Given task —
Scan the lines below for the string "Série" and report how many lines contain it, giving only the number.

* Begin Records for this task *

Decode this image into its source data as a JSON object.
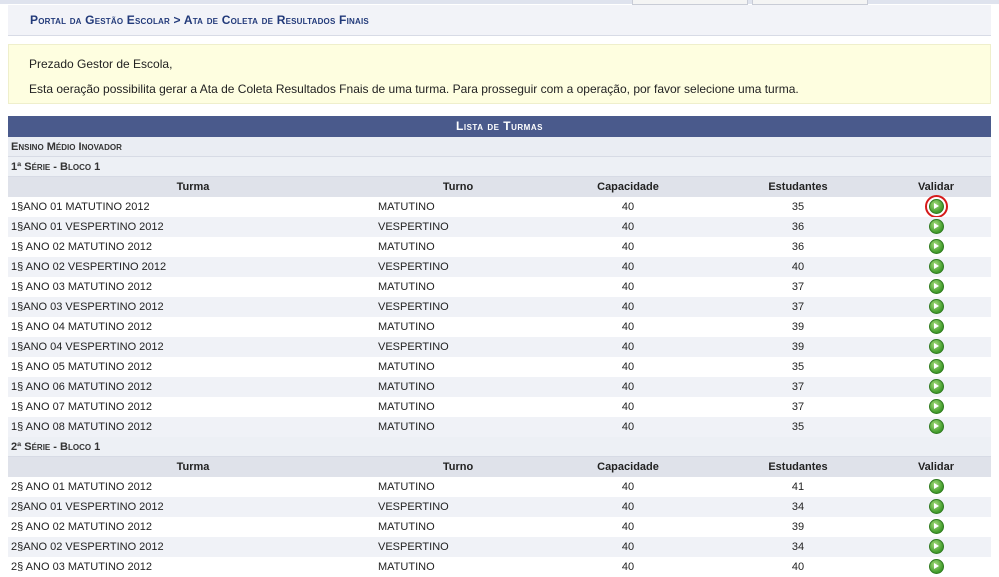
{
  "breadcrumb": "Portal da Gestão Escolar > Ata de Coleta de Resultados Finais",
  "info": {
    "greeting": "Prezado Gestor de Escola,",
    "message": "Esta oeração possibilita gerar a Ata de Coleta Resultados Fnais de uma turma. Para prosseguir com a operação, por favor selecione uma turma."
  },
  "panel": {
    "title": "Lista de Turmas",
    "category": "Ensino Médio Inovador",
    "columns": {
      "turma": "Turma",
      "turno": "Turno",
      "capacidade": "Capacidade",
      "estudantes": "Estudantes",
      "validar": "Validar"
    },
    "groups": [
      {
        "label": "1ª Série - Bloco 1",
        "rows": [
          {
            "turma": "1§ANO 01 MATUTINO 2012",
            "turno": "MATUTINO",
            "capacidade": "40",
            "estudantes": "35"
          },
          {
            "turma": "1§ANO 01 VESPERTINO 2012",
            "turno": "VESPERTINO",
            "capacidade": "40",
            "estudantes": "36"
          },
          {
            "turma": "1§ ANO 02 MATUTINO 2012",
            "turno": "MATUTINO",
            "capacidade": "40",
            "estudantes": "36"
          },
          {
            "turma": "1§ ANO 02 VESPERTINO 2012",
            "turno": "VESPERTINO",
            "capacidade": "40",
            "estudantes": "40"
          },
          {
            "turma": "1§ ANO 03 MATUTINO 2012",
            "turno": "MATUTINO",
            "capacidade": "40",
            "estudantes": "37"
          },
          {
            "turma": "1§ANO 03 VESPERTINO 2012",
            "turno": "VESPERTINO",
            "capacidade": "40",
            "estudantes": "37"
          },
          {
            "turma": "1§ ANO 04 MATUTINO 2012",
            "turno": "MATUTINO",
            "capacidade": "40",
            "estudantes": "39"
          },
          {
            "turma": "1§ANO 04 VESPERTINO 2012",
            "turno": "VESPERTINO",
            "capacidade": "40",
            "estudantes": "39"
          },
          {
            "turma": "1§ ANO 05 MATUTINO 2012",
            "turno": "MATUTINO",
            "capacidade": "40",
            "estudantes": "35"
          },
          {
            "turma": "1§ ANO 06 MATUTINO 2012",
            "turno": "MATUTINO",
            "capacidade": "40",
            "estudantes": "37"
          },
          {
            "turma": "1§ ANO 07 MATUTINO 2012",
            "turno": "MATUTINO",
            "capacidade": "40",
            "estudantes": "37"
          },
          {
            "turma": "1§ ANO 08 MATUTINO 2012",
            "turno": "MATUTINO",
            "capacidade": "40",
            "estudantes": "35"
          }
        ]
      },
      {
        "label": "2ª Série - Bloco 1",
        "rows": [
          {
            "turma": "2§ ANO 01 MATUTINO 2012",
            "turno": "MATUTINO",
            "capacidade": "40",
            "estudantes": "41"
          },
          {
            "turma": "2§ANO 01 VESPERTINO 2012",
            "turno": "VESPERTINO",
            "capacidade": "40",
            "estudantes": "34"
          },
          {
            "turma": "2§ ANO 02 MATUTINO 2012",
            "turno": "MATUTINO",
            "capacidade": "40",
            "estudantes": "39"
          },
          {
            "turma": "2§ANO 02 VESPERTINO 2012",
            "turno": "VESPERTINO",
            "capacidade": "40",
            "estudantes": "34"
          },
          {
            "turma": "2§ ANO 03 MATUTINO 2012",
            "turno": "MATUTINO",
            "capacidade": "40",
            "estudantes": "40"
          }
        ]
      }
    ]
  },
  "icons": {
    "validate": "go-arrow-icon"
  },
  "colors": {
    "header_bar": "#4a5a8c",
    "breadcrumb_text": "#223a7a",
    "highlight": "#d61a1a"
  }
}
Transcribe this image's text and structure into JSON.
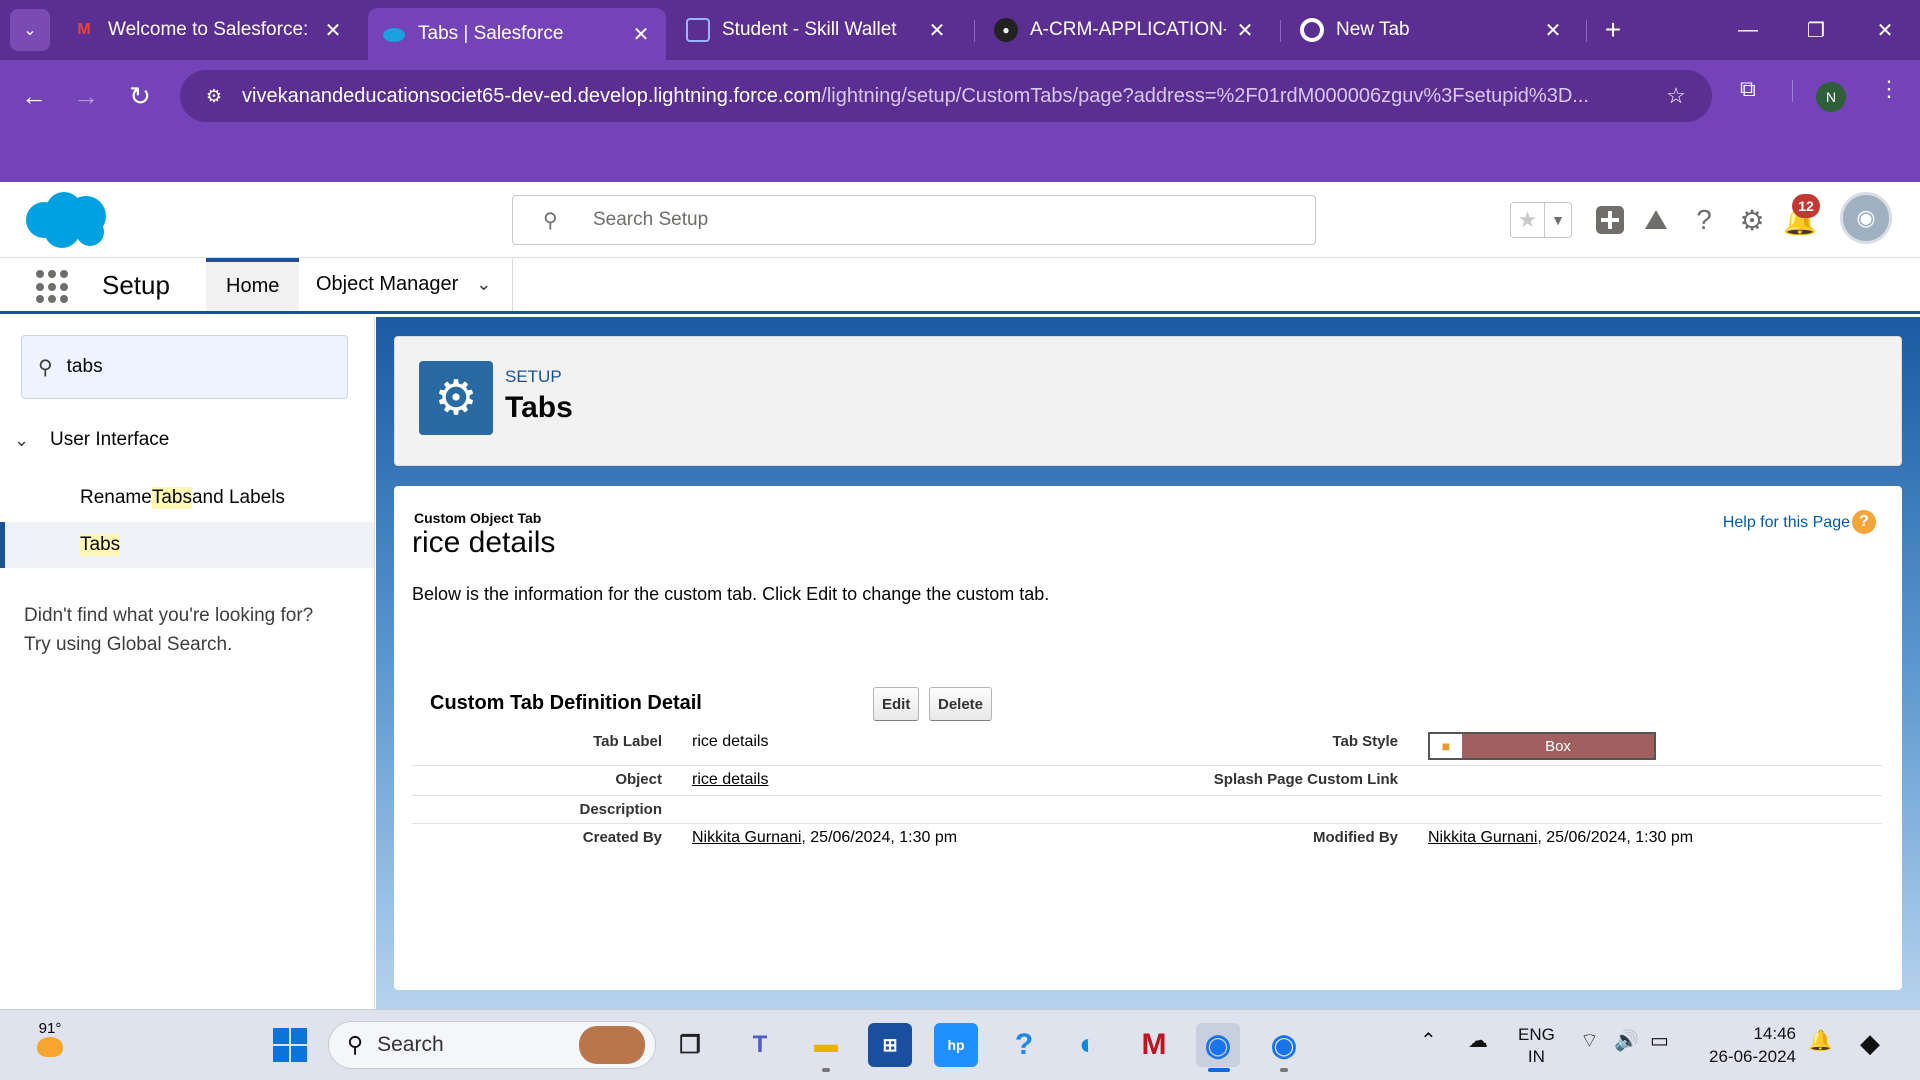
{
  "browser": {
    "tabs": [
      {
        "title": "Welcome to Salesforce: V",
        "icon": "gmail-icon",
        "active": false
      },
      {
        "title": "Tabs | Salesforce",
        "icon": "salesforce-cloud-icon",
        "active": true
      },
      {
        "title": "Student - Skill Wallet",
        "icon": "skill-wallet-icon",
        "active": false
      },
      {
        "title": "A-CRM-APPLICATION-FC",
        "icon": "github-icon",
        "active": false
      },
      {
        "title": "New Tab",
        "icon": "chrome-icon",
        "active": false
      }
    ],
    "url_host": "vivekanandeducationsociet65-dev-ed.develop.lightning.force.com",
    "url_path": "/lightning/setup/CustomTabs/page?address=%2F01rdM000006zguv%3Fsetupid%3D...",
    "profile_initial": "N"
  },
  "sf": {
    "search_placeholder": "Search Setup",
    "notification_count": "12",
    "app_name": "Setup",
    "nav": {
      "home": "Home",
      "object_manager": "Object Manager"
    },
    "brand_color": "#1b5297"
  },
  "sidebar": {
    "quickfind_value": "tabs",
    "section": "User Interface",
    "item1_pre": "Rename ",
    "item1_hl": "Tabs",
    "item1_post": " and Labels",
    "item2": "Tabs",
    "not_found_line1": "Didn't find what you're looking for?",
    "not_found_line2": "Try using Global Search."
  },
  "page": {
    "eyebrow": "SETUP",
    "title": "Tabs"
  },
  "content": {
    "type_label": "Custom Object Tab",
    "name": "rice details",
    "help_link": "Help for this Page",
    "description": "Below is the information for the custom tab. Click Edit to change the custom tab.",
    "section_title": "Custom Tab Definition Detail",
    "edit_btn": "Edit",
    "delete_btn": "Delete",
    "fields": {
      "tab_label_lbl": "Tab Label",
      "tab_label_val": "rice details",
      "tab_style_lbl": "Tab Style",
      "tab_style_val": "Box",
      "tab_style_color": "#a15f5f",
      "object_lbl": "Object",
      "object_val": "rice details",
      "splash_lbl": "Splash Page Custom Link",
      "description_lbl": "Description",
      "created_lbl": "Created By",
      "created_user": "Nikkita Gurnani",
      "created_date": ", 25/06/2024, 1:30 pm",
      "modified_lbl": "Modified By",
      "modified_user": "Nikkita Gurnani",
      "modified_date": ", 25/06/2024, 1:30 pm"
    }
  },
  "taskbar": {
    "temperature": "91°",
    "search_label": "Search",
    "lang_line1": "ENG",
    "lang_line2": "IN",
    "time": "14:46",
    "date": "26-06-2024"
  }
}
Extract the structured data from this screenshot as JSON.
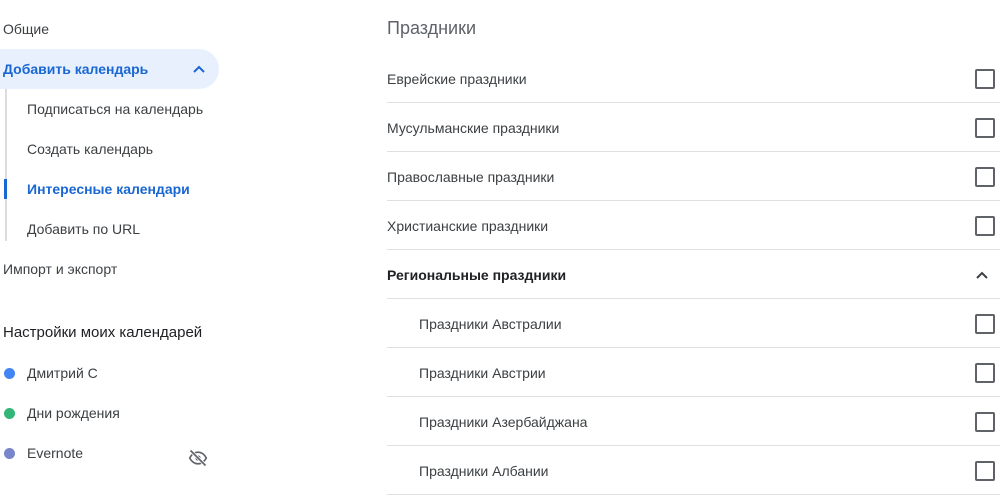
{
  "sidebar": {
    "general": "Общие",
    "add_calendar": "Добавить календарь",
    "sub_items": [
      "Подписаться на календарь",
      "Создать календарь",
      "Интересные календари",
      "Добавить по URL"
    ],
    "import_export": "Импорт и экспорт",
    "my_settings_title": "Настройки моих календарей",
    "calendars": [
      {
        "name": "Дмитрий С",
        "color": "#4285f4"
      },
      {
        "name": "Дни рождения",
        "color": "#33b679"
      },
      {
        "name": "Evernote",
        "color": "#7986cb"
      }
    ]
  },
  "main": {
    "title": "Праздники",
    "rows": [
      "Еврейские праздники",
      "Мусульманские праздники",
      "Православные праздники",
      "Христианские праздники"
    ],
    "regional_title": "Региональные праздники",
    "regional_rows": [
      "Праздники Австралии",
      "Праздники Австрии",
      "Праздники Азербайджана",
      "Праздники Албании"
    ]
  }
}
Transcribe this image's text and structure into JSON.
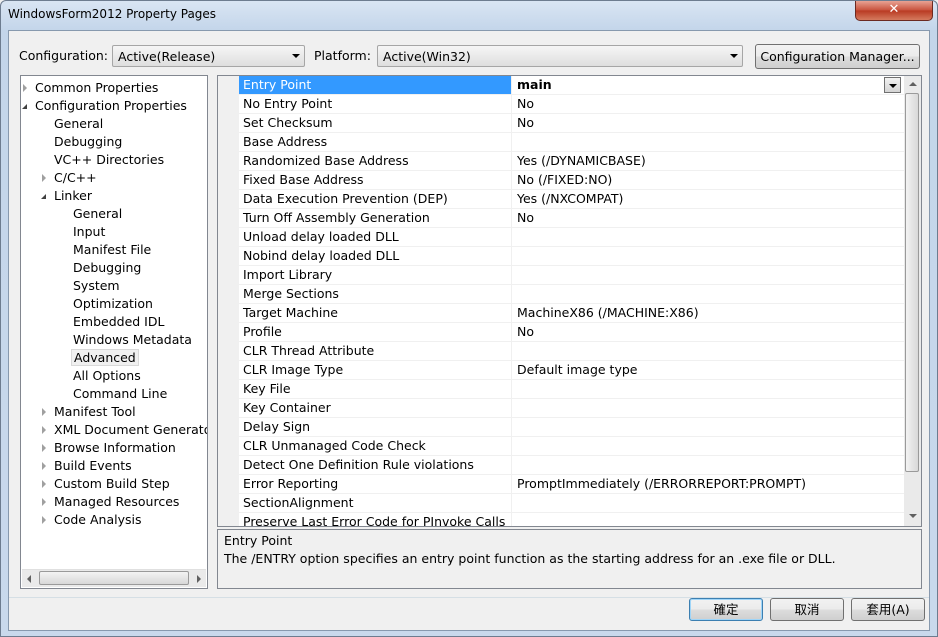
{
  "window": {
    "title": "WindowsForm2012 Property Pages",
    "close_glyph": "✕"
  },
  "toolbar": {
    "configuration_label": "Configuration:",
    "configuration_value": "Active(Release)",
    "platform_label": "Platform:",
    "platform_value": "Active(Win32)",
    "config_manager_label": "Configuration Manager..."
  },
  "tree": {
    "items": [
      {
        "label": "Common Properties",
        "level": 0,
        "toggle": "closed"
      },
      {
        "label": "Configuration Properties",
        "level": 0,
        "toggle": "open"
      },
      {
        "label": "General",
        "level": 1,
        "toggle": "none"
      },
      {
        "label": "Debugging",
        "level": 1,
        "toggle": "none"
      },
      {
        "label": "VC++ Directories",
        "level": 1,
        "toggle": "none"
      },
      {
        "label": "C/C++",
        "level": 1,
        "toggle": "closed"
      },
      {
        "label": "Linker",
        "level": 1,
        "toggle": "open"
      },
      {
        "label": "General",
        "level": 2,
        "toggle": "none"
      },
      {
        "label": "Input",
        "level": 2,
        "toggle": "none"
      },
      {
        "label": "Manifest File",
        "level": 2,
        "toggle": "none"
      },
      {
        "label": "Debugging",
        "level": 2,
        "toggle": "none"
      },
      {
        "label": "System",
        "level": 2,
        "toggle": "none"
      },
      {
        "label": "Optimization",
        "level": 2,
        "toggle": "none"
      },
      {
        "label": "Embedded IDL",
        "level": 2,
        "toggle": "none"
      },
      {
        "label": "Windows Metadata",
        "level": 2,
        "toggle": "none"
      },
      {
        "label": "Advanced",
        "level": 2,
        "toggle": "none",
        "selected": true
      },
      {
        "label": "All Options",
        "level": 2,
        "toggle": "none"
      },
      {
        "label": "Command Line",
        "level": 2,
        "toggle": "none"
      },
      {
        "label": "Manifest Tool",
        "level": 1,
        "toggle": "closed"
      },
      {
        "label": "XML Document Generator",
        "level": 1,
        "toggle": "closed"
      },
      {
        "label": "Browse Information",
        "level": 1,
        "toggle": "closed"
      },
      {
        "label": "Build Events",
        "level": 1,
        "toggle": "closed"
      },
      {
        "label": "Custom Build Step",
        "level": 1,
        "toggle": "closed"
      },
      {
        "label": "Managed Resources",
        "level": 1,
        "toggle": "closed"
      },
      {
        "label": "Code Analysis",
        "level": 1,
        "toggle": "closed"
      }
    ]
  },
  "grid": {
    "properties": [
      {
        "name": "Entry Point",
        "value": "main",
        "selected": true
      },
      {
        "name": "No Entry Point",
        "value": "No"
      },
      {
        "name": "Set Checksum",
        "value": "No"
      },
      {
        "name": "Base Address",
        "value": ""
      },
      {
        "name": "Randomized Base Address",
        "value": "Yes (/DYNAMICBASE)"
      },
      {
        "name": "Fixed Base Address",
        "value": "No (/FIXED:NO)"
      },
      {
        "name": "Data Execution Prevention (DEP)",
        "value": "Yes (/NXCOMPAT)"
      },
      {
        "name": "Turn Off Assembly Generation",
        "value": "No"
      },
      {
        "name": "Unload delay loaded DLL",
        "value": ""
      },
      {
        "name": "Nobind delay loaded DLL",
        "value": ""
      },
      {
        "name": "Import Library",
        "value": ""
      },
      {
        "name": "Merge Sections",
        "value": ""
      },
      {
        "name": "Target Machine",
        "value": "MachineX86 (/MACHINE:X86)"
      },
      {
        "name": "Profile",
        "value": "No"
      },
      {
        "name": "CLR Thread Attribute",
        "value": ""
      },
      {
        "name": "CLR Image Type",
        "value": "Default image type"
      },
      {
        "name": "Key File",
        "value": ""
      },
      {
        "name": "Key Container",
        "value": ""
      },
      {
        "name": "Delay Sign",
        "value": ""
      },
      {
        "name": "CLR Unmanaged Code Check",
        "value": ""
      },
      {
        "name": "Detect One Definition Rule violations",
        "value": ""
      },
      {
        "name": "Error Reporting",
        "value": "PromptImmediately (/ERRORREPORT:PROMPT)"
      },
      {
        "name": "SectionAlignment",
        "value": ""
      },
      {
        "name": "Preserve Last Error Code for PInvoke Calls",
        "value": ""
      }
    ]
  },
  "description": {
    "title": "Entry Point",
    "text": "The /ENTRY option specifies an entry point function as the starting address for an .exe file or DLL."
  },
  "footer": {
    "ok_label": "確定",
    "cancel_label": "取消",
    "apply_label": "套用(A)"
  },
  "colors": {
    "selection": "#3399ff",
    "window_frame": "#c9d9ec"
  }
}
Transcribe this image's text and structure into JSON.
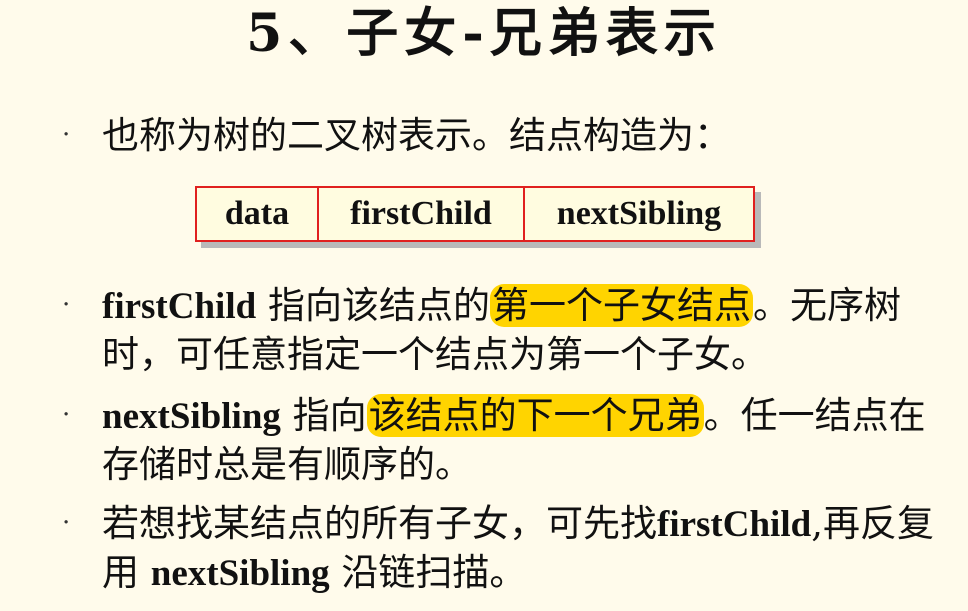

* End Records for this task *

Solution for this task —
2